> **SET EXERCISE**:
Reproduce all of the records exactly.

> **RECORDS SHOWN**:
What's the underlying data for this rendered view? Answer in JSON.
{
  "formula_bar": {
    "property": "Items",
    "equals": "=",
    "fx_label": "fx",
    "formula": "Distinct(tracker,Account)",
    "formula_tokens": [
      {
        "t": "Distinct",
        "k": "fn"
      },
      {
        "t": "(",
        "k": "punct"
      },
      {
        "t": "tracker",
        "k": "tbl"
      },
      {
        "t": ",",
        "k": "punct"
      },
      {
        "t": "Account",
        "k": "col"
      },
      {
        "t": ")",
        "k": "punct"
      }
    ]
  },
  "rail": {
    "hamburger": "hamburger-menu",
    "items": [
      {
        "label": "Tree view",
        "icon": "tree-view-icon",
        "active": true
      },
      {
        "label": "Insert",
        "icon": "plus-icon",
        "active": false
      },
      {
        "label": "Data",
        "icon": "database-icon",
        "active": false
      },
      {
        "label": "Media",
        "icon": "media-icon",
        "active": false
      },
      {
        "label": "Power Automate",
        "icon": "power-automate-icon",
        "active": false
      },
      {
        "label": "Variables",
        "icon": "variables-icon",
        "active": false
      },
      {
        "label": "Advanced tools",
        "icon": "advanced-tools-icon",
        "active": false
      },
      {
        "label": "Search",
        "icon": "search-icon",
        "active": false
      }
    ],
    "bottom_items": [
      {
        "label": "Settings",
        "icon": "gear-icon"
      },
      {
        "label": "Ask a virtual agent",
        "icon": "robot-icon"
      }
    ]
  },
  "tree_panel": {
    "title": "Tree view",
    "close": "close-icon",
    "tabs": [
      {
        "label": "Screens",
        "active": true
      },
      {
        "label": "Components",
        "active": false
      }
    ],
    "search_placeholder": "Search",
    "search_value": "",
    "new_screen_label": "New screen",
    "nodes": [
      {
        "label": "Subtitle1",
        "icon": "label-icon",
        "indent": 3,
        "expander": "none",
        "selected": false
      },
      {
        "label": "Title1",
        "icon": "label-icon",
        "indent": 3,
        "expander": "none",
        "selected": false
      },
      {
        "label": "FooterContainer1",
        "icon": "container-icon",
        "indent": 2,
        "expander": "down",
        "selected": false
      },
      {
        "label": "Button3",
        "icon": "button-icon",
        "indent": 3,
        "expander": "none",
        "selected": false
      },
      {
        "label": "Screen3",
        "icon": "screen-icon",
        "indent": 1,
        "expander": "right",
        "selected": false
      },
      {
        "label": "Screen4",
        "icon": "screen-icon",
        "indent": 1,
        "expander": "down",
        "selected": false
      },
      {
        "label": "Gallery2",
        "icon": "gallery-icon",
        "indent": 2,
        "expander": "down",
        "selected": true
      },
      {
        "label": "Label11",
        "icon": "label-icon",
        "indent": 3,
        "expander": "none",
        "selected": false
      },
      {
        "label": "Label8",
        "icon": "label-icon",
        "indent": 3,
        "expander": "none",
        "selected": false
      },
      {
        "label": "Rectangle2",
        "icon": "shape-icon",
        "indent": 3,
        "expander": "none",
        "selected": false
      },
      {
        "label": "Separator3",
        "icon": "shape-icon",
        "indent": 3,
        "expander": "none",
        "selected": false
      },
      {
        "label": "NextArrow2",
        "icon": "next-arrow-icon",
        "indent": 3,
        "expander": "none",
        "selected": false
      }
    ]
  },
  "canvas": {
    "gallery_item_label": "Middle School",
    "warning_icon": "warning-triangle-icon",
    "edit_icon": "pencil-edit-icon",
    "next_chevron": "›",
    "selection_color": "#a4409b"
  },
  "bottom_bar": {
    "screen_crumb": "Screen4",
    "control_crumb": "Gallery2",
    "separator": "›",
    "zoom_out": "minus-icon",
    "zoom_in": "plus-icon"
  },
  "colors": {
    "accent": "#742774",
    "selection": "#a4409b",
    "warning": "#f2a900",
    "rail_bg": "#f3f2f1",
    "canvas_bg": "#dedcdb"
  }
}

> **FINISHED ANSWER**:
What's the underlying data for this rendered view? Answer in JSON.
{
  "formula_bar": {
    "property": "Items",
    "equals": "=",
    "fx_label": "fx",
    "formula": "Distinct(tracker,Account)",
    "formula_tokens": [
      {
        "t": "Distinct",
        "k": "fn"
      },
      {
        "t": "(",
        "k": "punct"
      },
      {
        "t": "tracker",
        "k": "tbl"
      },
      {
        "t": ",",
        "k": "punct"
      },
      {
        "t": "Account",
        "k": "col"
      },
      {
        "t": ")",
        "k": "punct"
      }
    ]
  },
  "rail": {
    "hamburger": "hamburger-menu",
    "items": [
      {
        "label": "Tree view",
        "icon": "tree-view-icon",
        "active": true
      },
      {
        "label": "Insert",
        "icon": "plus-icon",
        "active": false
      },
      {
        "label": "Data",
        "icon": "database-icon",
        "active": false
      },
      {
        "label": "Media",
        "icon": "media-icon",
        "active": false
      },
      {
        "label": "Power Automate",
        "icon": "power-automate-icon",
        "active": false
      },
      {
        "label": "Variables",
        "icon": "variables-icon",
        "active": false
      },
      {
        "label": "Advanced tools",
        "icon": "advanced-tools-icon",
        "active": false
      },
      {
        "label": "Search",
        "icon": "search-icon",
        "active": false
      }
    ],
    "bottom_items": [
      {
        "label": "Settings",
        "icon": "gear-icon"
      },
      {
        "label": "Ask a virtual agent",
        "icon": "robot-icon"
      }
    ]
  },
  "tree_panel": {
    "title": "Tree view",
    "close": "close-icon",
    "tabs": [
      {
        "label": "Screens",
        "active": true
      },
      {
        "label": "Components",
        "active": false
      }
    ],
    "search_placeholder": "Search",
    "search_value": "",
    "new_screen_label": "New screen",
    "nodes": [
      {
        "label": "Subtitle1",
        "icon": "label-icon",
        "indent": 3,
        "expander": "none",
        "selected": false
      },
      {
        "label": "Title1",
        "icon": "label-icon",
        "indent": 3,
        "expander": "none",
        "selected": false
      },
      {
        "label": "FooterContainer1",
        "icon": "container-icon",
        "indent": 2,
        "expander": "down",
        "selected": false
      },
      {
        "label": "Button3",
        "icon": "button-icon",
        "indent": 3,
        "expander": "none",
        "selected": false
      },
      {
        "label": "Screen3",
        "icon": "screen-icon",
        "indent": 1,
        "expander": "right",
        "selected": false
      },
      {
        "label": "Screen4",
        "icon": "screen-icon",
        "indent": 1,
        "expander": "down",
        "selected": false
      },
      {
        "label": "Gallery2",
        "icon": "gallery-icon",
        "indent": 2,
        "expander": "down",
        "selected": true
      },
      {
        "label": "Label11",
        "icon": "label-icon",
        "indent": 3,
        "expander": "none",
        "selected": false
      },
      {
        "label": "Label8",
        "icon": "label-icon",
        "indent": 3,
        "expander": "none",
        "selected": false
      },
      {
        "label": "Rectangle2",
        "icon": "shape-icon",
        "indent": 3,
        "expander": "none",
        "selected": false
      },
      {
        "label": "Separator3",
        "icon": "shape-icon",
        "indent": 3,
        "expander": "none",
        "selected": false
      },
      {
        "label": "NextArrow2",
        "icon": "next-arrow-icon",
        "indent": 3,
        "expander": "none",
        "selected": false
      }
    ]
  },
  "canvas": {
    "gallery_item_label": "Middle School",
    "warning_icon": "warning-triangle-icon",
    "edit_icon": "pencil-edit-icon",
    "next_chevron": "›",
    "selection_color": "#a4409b"
  },
  "bottom_bar": {
    "screen_crumb": "Screen4",
    "control_crumb": "Gallery2",
    "separator": "›",
    "zoom_out": "minus-icon",
    "zoom_in": "plus-icon"
  },
  "colors": {
    "accent": "#742774",
    "selection": "#a4409b",
    "warning": "#f2a900",
    "rail_bg": "#f3f2f1",
    "canvas_bg": "#dedcdb"
  }
}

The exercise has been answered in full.